** START OF Record extracts **
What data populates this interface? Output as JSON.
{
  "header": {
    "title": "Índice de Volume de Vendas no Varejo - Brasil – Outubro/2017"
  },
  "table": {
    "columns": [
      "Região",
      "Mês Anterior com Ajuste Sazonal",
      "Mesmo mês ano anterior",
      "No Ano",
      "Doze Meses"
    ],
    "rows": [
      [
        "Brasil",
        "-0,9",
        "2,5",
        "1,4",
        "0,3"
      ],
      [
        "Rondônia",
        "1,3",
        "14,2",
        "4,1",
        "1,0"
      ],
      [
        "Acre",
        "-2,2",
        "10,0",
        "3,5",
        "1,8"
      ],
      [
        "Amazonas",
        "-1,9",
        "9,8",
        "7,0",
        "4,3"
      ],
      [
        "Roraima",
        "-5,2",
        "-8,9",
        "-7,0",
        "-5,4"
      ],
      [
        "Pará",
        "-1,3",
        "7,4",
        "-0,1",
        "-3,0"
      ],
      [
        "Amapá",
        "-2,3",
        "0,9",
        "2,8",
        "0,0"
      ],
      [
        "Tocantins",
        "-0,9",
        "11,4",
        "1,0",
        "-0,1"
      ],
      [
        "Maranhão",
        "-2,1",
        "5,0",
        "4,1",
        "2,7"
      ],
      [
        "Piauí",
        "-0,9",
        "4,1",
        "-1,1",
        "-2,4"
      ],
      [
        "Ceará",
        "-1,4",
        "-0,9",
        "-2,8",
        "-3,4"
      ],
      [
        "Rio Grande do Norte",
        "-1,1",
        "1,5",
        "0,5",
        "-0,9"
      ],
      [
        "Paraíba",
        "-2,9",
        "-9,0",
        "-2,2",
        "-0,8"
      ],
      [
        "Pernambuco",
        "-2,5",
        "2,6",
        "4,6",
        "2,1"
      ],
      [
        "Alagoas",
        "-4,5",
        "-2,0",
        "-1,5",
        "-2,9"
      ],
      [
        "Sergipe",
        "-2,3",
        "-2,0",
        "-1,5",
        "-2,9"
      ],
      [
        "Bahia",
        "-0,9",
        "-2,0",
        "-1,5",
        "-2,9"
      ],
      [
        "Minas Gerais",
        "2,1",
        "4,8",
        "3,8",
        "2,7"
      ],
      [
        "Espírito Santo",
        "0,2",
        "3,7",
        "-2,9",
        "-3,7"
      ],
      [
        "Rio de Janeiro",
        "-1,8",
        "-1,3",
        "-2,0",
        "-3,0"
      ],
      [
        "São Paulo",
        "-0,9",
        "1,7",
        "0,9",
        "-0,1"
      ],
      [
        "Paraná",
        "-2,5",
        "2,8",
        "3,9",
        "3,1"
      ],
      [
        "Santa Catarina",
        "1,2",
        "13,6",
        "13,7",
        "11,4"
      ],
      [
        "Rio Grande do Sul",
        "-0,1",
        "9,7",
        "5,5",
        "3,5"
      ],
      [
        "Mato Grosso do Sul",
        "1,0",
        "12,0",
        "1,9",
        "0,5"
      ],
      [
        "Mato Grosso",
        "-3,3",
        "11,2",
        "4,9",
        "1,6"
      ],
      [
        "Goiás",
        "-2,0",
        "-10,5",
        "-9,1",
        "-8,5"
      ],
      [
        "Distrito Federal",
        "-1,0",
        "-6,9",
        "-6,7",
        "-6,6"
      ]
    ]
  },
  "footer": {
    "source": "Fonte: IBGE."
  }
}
** END OF Record extracts **
## [Given problem]
Your task is to gather all lines from the entries above that hold the word "Grande".

## [Result below]
        "Rio Grande do Norte",
        "Rio Grande do Sul",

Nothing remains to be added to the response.